### Quoted passage
::::::::

If the guy in the meme truly believes that, then he possesses no mind to change...


----------



## neoshredder (Nov 7, 2011)

Philidor said:


> What does "average" mean? "Average" of 10 composers, say, Bach, Haydn, Mozart, Beethoven, Wagner, Bruckner, Brahms, Mahler, Schönberg, Webern?
> 
> Average 100 composerofs? Of 1.000 composers? Among 1.000 composers, I'd say that Mendelssohn is Champions League.


Slightly outside the Top 10 Composers. The Romantic Era had so many good Composers. He’s right in the mix of those good Composers.


----------



## Kreisler jr (Apr 21, 2021)

Ethereality said:


> What's that symphonic movement with the passage that sounds like streaming water? That was pretty cool he could achieve that simply harmonically with strings.


Probably the ouverture "The fair melusina" (Die schöne Melusine), although it is not strings only (and the "wave motion" seems a fairly common musical depiction). There is another great ouverture, less famous, Calm sea and prosperous voyage (like the Beethoven choral piece).


----------



## Merl (Jul 28, 2016)

His string quartets are masterpieces (as is the Octet) and amongst my favourite works of any composer. For me he is one of the most underrated composers. The 6th quartet, particularly, is a brilliant piece. As far as vocal works are concerned I don't do any but really enjoy the violin concerto.

::::::::

### Short problem
Reproduce the entire forum thread on Mendelssohn above, word for word.

::::::::

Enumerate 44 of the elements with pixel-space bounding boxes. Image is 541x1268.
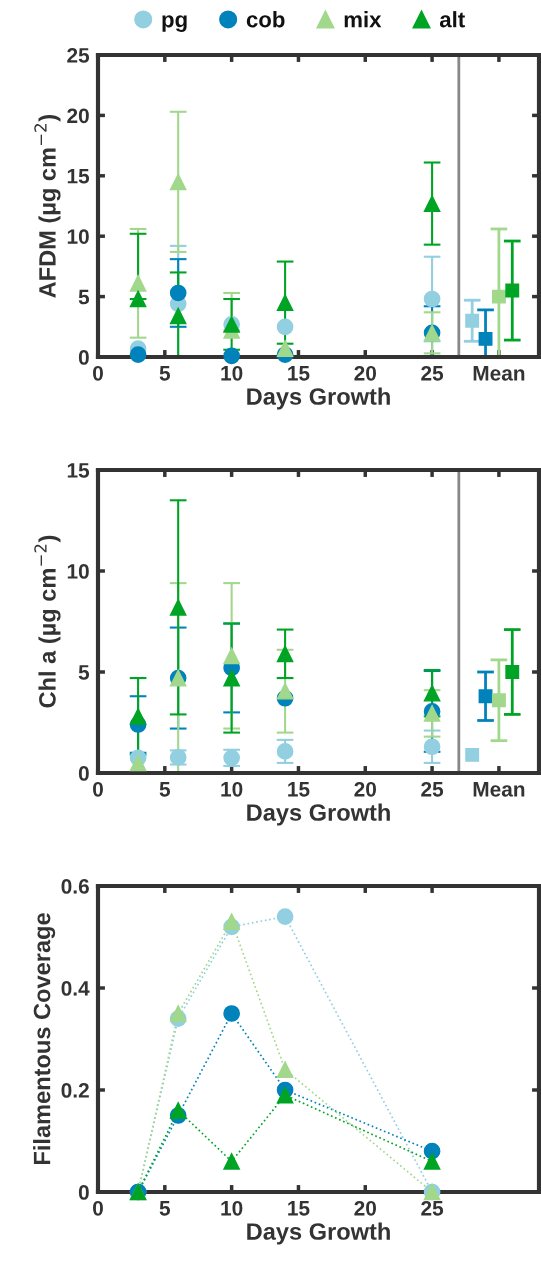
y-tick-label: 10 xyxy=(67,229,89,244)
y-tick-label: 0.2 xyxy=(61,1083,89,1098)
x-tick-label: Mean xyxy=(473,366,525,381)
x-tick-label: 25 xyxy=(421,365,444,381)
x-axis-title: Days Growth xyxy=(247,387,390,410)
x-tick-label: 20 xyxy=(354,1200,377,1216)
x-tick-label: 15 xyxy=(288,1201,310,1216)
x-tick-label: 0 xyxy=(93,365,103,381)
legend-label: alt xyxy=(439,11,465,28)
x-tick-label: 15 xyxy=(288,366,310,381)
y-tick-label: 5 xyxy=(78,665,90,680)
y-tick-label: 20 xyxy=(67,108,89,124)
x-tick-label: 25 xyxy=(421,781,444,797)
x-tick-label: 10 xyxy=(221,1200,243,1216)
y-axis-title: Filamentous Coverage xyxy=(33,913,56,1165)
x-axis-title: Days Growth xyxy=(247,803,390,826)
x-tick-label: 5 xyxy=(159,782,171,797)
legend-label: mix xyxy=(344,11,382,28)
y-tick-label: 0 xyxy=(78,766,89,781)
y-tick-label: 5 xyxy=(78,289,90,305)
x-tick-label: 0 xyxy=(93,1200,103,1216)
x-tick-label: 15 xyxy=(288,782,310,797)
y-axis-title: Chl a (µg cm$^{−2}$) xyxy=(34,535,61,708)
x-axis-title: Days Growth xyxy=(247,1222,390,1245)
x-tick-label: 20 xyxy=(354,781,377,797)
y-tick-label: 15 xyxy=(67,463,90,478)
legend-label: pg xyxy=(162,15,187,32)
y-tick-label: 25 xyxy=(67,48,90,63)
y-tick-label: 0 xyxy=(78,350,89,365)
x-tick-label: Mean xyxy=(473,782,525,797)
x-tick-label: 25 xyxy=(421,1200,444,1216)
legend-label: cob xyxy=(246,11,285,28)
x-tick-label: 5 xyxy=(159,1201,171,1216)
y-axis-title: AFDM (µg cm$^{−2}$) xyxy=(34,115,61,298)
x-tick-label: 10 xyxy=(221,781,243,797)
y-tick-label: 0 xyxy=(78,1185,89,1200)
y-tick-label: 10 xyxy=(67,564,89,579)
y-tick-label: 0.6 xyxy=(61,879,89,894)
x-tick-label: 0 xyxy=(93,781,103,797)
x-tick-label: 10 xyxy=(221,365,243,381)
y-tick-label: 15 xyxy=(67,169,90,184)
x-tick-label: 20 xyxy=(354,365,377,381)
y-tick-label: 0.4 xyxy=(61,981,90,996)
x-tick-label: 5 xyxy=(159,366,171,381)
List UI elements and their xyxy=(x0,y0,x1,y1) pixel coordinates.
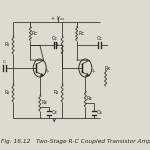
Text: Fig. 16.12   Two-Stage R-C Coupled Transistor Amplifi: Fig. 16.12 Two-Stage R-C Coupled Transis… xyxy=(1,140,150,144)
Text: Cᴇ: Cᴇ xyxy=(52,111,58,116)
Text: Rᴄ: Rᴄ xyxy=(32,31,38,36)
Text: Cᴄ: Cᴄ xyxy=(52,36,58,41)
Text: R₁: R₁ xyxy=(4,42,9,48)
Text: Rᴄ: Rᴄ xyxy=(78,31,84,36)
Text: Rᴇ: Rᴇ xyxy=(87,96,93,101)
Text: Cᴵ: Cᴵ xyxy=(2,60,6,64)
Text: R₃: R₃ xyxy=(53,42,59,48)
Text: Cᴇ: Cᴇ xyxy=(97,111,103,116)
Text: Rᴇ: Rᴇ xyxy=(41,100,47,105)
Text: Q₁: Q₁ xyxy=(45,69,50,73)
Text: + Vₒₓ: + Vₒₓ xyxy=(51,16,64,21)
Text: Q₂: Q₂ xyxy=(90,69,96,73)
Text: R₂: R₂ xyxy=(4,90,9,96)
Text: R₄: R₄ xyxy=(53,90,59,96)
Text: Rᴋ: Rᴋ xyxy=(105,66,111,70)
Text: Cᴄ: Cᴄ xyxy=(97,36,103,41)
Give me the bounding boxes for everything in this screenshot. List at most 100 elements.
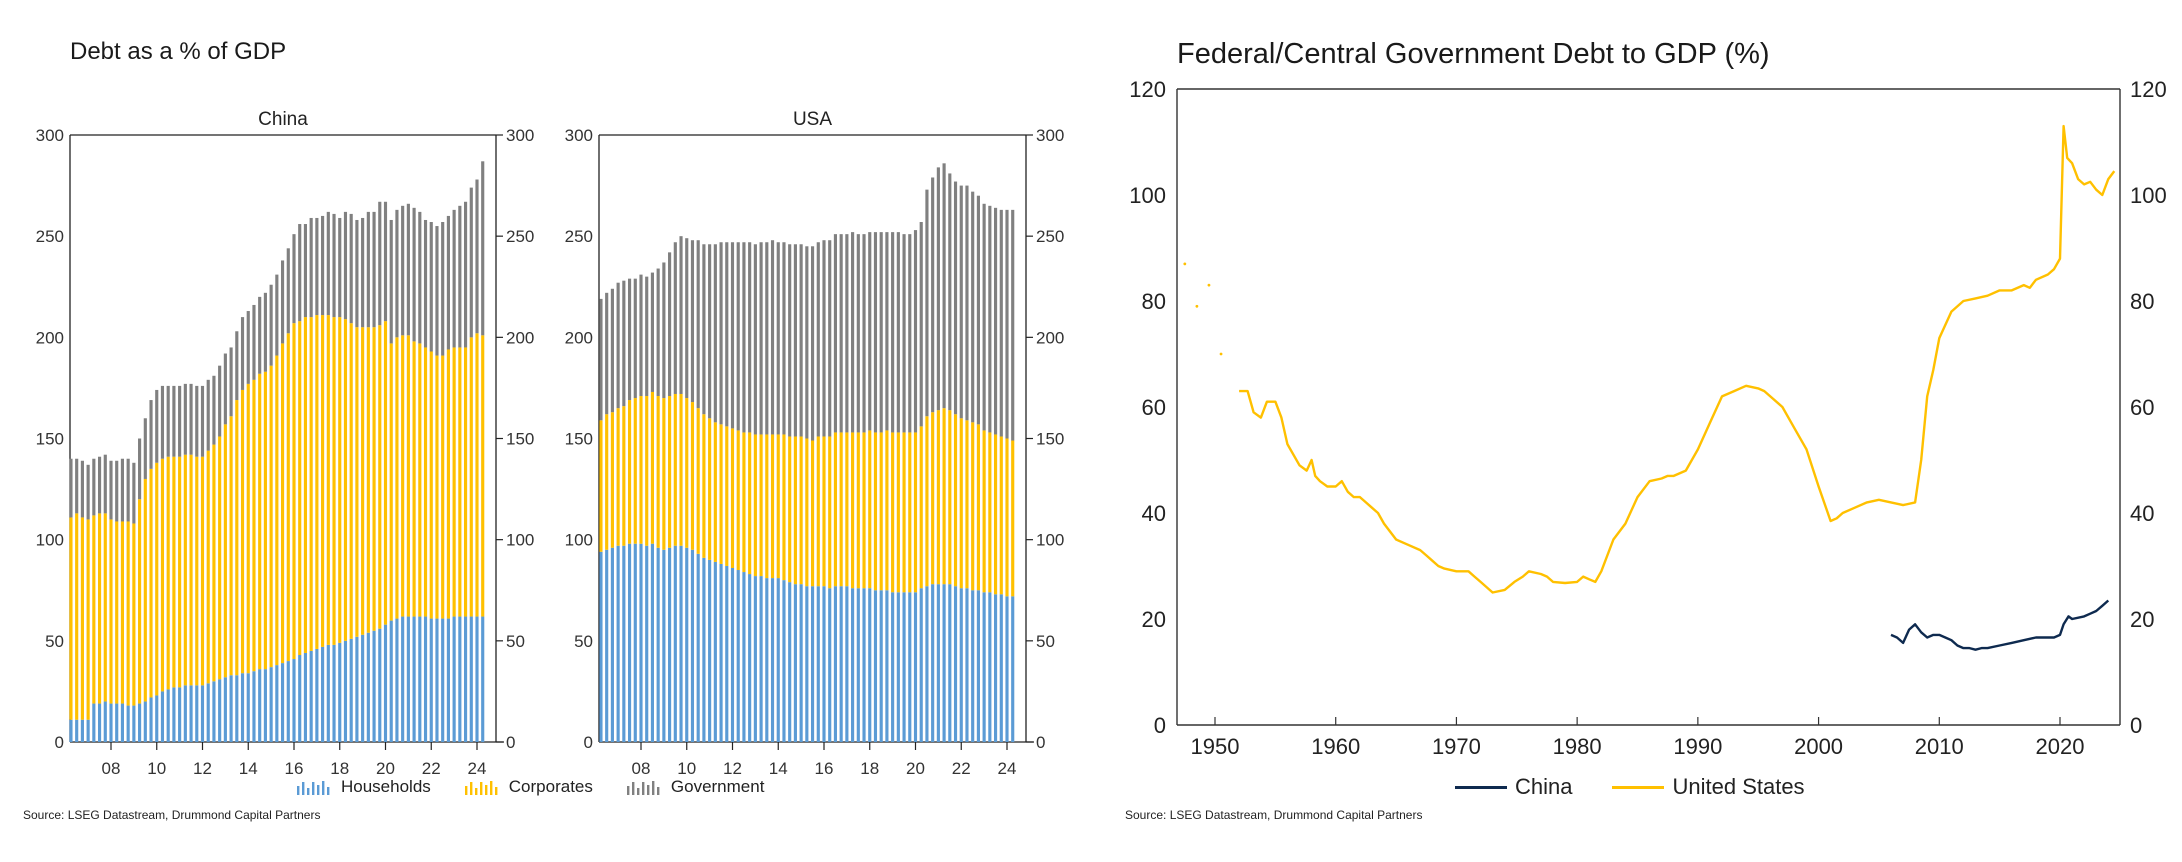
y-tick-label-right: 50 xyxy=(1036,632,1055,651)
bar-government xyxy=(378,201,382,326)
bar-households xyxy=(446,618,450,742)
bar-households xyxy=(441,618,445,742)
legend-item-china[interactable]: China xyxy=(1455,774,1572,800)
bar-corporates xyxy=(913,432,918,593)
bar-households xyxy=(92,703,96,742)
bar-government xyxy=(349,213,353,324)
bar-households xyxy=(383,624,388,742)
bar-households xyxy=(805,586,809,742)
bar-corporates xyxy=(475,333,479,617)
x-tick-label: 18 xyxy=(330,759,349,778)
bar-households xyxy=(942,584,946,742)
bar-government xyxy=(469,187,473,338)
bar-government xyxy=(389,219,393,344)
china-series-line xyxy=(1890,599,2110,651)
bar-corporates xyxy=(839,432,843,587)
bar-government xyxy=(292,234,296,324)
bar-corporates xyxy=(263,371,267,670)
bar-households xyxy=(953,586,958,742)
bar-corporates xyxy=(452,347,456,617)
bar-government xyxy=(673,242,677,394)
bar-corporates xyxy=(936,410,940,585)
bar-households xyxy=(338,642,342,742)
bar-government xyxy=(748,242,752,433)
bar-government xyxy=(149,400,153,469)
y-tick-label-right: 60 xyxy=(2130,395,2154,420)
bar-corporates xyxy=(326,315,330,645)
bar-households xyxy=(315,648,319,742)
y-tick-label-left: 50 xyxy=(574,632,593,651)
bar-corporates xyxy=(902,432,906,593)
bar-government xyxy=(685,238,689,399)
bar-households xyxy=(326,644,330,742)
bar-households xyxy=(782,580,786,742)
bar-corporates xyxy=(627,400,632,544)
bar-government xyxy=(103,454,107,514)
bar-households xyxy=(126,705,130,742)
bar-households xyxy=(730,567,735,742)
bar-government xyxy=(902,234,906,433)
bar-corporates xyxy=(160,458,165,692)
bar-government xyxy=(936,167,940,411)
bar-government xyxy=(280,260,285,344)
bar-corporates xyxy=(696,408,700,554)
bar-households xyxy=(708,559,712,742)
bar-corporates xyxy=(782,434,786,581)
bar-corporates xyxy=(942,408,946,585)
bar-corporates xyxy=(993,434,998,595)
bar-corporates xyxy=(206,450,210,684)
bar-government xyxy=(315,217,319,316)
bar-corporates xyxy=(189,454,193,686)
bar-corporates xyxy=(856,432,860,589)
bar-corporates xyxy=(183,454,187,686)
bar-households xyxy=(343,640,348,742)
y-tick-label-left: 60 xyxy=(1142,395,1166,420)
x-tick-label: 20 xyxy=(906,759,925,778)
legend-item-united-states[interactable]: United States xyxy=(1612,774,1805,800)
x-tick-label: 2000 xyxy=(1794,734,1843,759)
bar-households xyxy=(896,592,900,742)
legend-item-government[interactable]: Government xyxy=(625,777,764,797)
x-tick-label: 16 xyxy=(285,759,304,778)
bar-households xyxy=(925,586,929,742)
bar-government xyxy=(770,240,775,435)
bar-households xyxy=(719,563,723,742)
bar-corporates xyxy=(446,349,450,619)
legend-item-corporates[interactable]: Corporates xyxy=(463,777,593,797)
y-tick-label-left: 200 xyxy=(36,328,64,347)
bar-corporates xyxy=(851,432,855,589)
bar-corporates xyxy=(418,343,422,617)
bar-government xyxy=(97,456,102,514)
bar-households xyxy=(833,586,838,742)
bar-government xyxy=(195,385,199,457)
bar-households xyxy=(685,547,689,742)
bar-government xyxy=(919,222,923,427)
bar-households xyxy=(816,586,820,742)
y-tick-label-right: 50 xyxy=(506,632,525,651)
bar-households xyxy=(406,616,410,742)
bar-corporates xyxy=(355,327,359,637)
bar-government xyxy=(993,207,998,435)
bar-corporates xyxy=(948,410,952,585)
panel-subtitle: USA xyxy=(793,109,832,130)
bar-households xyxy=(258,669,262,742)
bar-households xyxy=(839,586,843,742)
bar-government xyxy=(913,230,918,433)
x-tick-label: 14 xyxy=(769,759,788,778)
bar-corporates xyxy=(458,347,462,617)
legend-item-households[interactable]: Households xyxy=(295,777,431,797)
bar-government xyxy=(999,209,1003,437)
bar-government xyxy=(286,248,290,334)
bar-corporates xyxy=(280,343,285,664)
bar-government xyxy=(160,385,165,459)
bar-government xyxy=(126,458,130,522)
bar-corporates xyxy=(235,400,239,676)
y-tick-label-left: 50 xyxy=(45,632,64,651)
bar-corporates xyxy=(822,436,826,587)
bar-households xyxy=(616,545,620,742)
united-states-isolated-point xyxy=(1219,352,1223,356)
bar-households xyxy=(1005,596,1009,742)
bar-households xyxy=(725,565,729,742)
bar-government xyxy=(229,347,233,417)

::::::::

### Exercise response
If the guy in the meme truly believes that, then he possesses no mind to change...


----------



## neoshredder (Nov 7, 2011)

Philidor said:


> What does "average" mean? "Average" of 10 composers, say, Bach, Haydn, Mozart, Beethoven, Wagner, Bruckner, Brahms, Mahler, Schönberg, Webern?
> 
> Average 100 composerofs? Of 1.000 composers? Among 1.000 composers, I'd say that Mendelssohn is Champions League.


Slightly outside the Top 10 Composers. The Romantic Era had so many good Composers. He’s right in the mix of those good Composers.


----------



## Kreisler jr (Apr 21, 2021)

Ethereality said:


> What's that symphonic movement with the passage that sounds like streaming water? That was pretty cool he could achieve that simply harmonically with strings.


Probably the ouverture "The fair melusina" (Die schöne Melusine), although it is not strings only (and the "wave motion" seems a fairly common musical depiction). There is another great ouverture, less famous, Calm sea and prosperous voyage (like the Beethoven choral piece).


----------



## Merl (Jul 28, 2016)

His string quartets are masterpieces (as is the Octet) and amongst my favourite works of any composer. For me he is one of the most underrated composers. The 6th quartet, particularly, is a brilliant piece. As far as vocal works are concerned I don't do any but really enjoy the violin concerto.